• _REQUIREMENTS_
Print all entries word for word.

• _DATA SUPPLIED_
-- BEGIN --

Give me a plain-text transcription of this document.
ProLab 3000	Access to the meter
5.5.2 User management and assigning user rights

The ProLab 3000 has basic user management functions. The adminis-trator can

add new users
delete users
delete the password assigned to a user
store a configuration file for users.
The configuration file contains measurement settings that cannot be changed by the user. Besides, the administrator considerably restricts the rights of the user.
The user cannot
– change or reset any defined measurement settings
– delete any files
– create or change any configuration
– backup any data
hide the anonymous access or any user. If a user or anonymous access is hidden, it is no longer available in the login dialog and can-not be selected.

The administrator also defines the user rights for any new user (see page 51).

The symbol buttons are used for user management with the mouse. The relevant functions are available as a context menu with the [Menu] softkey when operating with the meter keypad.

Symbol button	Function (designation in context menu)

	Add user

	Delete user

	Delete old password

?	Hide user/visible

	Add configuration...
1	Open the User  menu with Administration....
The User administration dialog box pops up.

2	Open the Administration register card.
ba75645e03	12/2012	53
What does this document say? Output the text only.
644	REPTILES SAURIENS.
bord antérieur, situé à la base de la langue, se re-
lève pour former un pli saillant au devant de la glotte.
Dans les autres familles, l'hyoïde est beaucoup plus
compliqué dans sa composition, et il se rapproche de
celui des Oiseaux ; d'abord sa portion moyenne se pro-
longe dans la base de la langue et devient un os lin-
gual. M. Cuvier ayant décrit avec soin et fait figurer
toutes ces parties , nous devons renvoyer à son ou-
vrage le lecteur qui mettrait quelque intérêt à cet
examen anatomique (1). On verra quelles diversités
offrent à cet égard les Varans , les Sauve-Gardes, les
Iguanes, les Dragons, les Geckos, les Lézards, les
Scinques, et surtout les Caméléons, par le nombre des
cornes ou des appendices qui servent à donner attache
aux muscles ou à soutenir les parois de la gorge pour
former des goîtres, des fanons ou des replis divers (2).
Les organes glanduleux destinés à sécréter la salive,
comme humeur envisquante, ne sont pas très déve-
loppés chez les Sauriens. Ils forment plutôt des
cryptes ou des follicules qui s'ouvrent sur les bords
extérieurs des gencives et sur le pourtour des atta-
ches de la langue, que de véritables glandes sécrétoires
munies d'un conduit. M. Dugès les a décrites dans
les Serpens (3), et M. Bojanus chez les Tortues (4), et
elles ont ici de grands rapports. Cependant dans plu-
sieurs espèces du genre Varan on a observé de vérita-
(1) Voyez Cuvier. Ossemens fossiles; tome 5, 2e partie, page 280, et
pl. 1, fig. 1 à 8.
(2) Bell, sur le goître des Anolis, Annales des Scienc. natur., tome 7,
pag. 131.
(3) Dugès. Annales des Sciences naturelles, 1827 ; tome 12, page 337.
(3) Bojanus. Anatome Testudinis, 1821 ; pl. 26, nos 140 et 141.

-- END --

• _EXERCISE OUTPUT_
Give me a plain-text transcription of this document.
ProLab 3000	Access to the meter
5.5.2 User management and assigning user rights

The ProLab 3000 has basic user management functions. The adminis-trator can

add new users
delete users
delete the password assigned to a user
store a configuration file for users.
The configuration file contains measurement settings that cannot be changed by the user. Besides, the administrator considerably restricts the rights of the user.
The user cannot
– change or reset any defined measurement settings
– delete any files
– create or change any configuration
– backup any data
hide the anonymous access or any user. If a user or anonymous access is hidden, it is no longer available in the login dialog and can-not be selected.

The administrator also defines the user rights for any new user (see page 51).

The symbol buttons are used for user management with the mouse. The relevant functions are available as a context menu with the [Menu] softkey when operating with the meter keypad.

Symbol button	Function (designation in context menu)

	Add user

	Delete user

	Delete old password

?	Hide user/visible

	Add configuration...
1	Open the User  menu with Administration....
The User administration dialog box pops up.

2	Open the Administration register card.
ba75645e03	12/2012	53
What does this document say? Output the text only.
644	REPTILES SAURIENS.
bord antérieur, situé à la base de la langue, se re-
lève pour former un pli saillant au devant de la glotte.
Dans les autres familles, l'hyoïde est beaucoup plus
compliqué dans sa composition, et il se rapproche de
celui des Oiseaux ; d'abord sa portion moyenne se pro-
longe dans la base de la langue et devient un os lin-
gual. M. Cuvier ayant décrit avec soin et fait figurer
toutes ces parties , nous devons renvoyer à son ou-
vrage le lecteur qui mettrait quelque intérêt à cet
examen anatomique (1). On verra quelles diversités
offrent à cet égard les Varans , les Sauve-Gardes, les
Iguanes, les Dragons, les Geckos, les Lézards, les
Scinques, et surtout les Caméléons, par le nombre des
cornes ou des appendices qui servent à donner attache
aux muscles ou à soutenir les parois de la gorge pour
former des goîtres, des fanons ou des replis divers (2).
Les organes glanduleux destinés à sécréter la salive,
comme humeur envisquante, ne sont pas très déve-
loppés chez les Sauriens. Ils forment plutôt des
cryptes ou des follicules qui s'ouvrent sur les bords
extérieurs des gencives et sur le pourtour des atta-
ches de la langue, que de véritables glandes sécrétoires
munies d'un conduit. M. Dugès les a décrites dans
les Serpens (3), et M. Bojanus chez les Tortues (4), et
elles ont ici de grands rapports. Cependant dans plu-
sieurs espèces du genre Varan on a observé de vérita-
(1) Voyez Cuvier. Ossemens fossiles; tome 5, 2e partie, page 280, et
pl. 1, fig. 1 à 8.
(2) Bell, sur le goître des Anolis, Annales des Scienc. natur., tome 7,
pag. 131.
(3) Dugès. Annales des Sciences naturelles, 1827 ; tome 12, page 337.
(3) Bojanus. Anatome Testudinis, 1821 ; pl. 26, nos 140 et 141.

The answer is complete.